:: Written task ::
What lines of the data hold the string "color"? Pull each one out.

______________________________

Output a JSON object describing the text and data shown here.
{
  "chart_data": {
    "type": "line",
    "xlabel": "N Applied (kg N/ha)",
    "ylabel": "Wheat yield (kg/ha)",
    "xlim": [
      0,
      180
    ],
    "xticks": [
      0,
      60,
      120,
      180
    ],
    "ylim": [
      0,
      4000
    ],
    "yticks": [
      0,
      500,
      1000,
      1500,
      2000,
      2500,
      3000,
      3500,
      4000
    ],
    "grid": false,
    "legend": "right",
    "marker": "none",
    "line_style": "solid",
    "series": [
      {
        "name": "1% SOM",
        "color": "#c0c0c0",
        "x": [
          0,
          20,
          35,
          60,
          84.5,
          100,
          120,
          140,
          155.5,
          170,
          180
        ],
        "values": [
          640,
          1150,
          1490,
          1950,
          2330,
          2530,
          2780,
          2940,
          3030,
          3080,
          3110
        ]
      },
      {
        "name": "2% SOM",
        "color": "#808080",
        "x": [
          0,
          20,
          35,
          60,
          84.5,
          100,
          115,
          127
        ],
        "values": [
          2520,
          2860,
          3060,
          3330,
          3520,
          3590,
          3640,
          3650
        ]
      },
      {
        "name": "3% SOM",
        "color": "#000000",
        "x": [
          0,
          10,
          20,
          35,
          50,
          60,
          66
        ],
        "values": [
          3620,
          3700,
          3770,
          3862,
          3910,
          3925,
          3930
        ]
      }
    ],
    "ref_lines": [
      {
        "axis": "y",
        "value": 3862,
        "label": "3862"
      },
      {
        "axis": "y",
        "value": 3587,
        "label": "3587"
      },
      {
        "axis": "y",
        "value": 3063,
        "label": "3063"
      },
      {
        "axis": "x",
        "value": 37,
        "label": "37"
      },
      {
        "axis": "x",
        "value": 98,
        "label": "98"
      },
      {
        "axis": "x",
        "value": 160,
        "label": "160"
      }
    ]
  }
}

______________________________

:: Reply to the task ::
        "color": "#c0c0c0",
        "color": "#808080",
        "color": "#000000",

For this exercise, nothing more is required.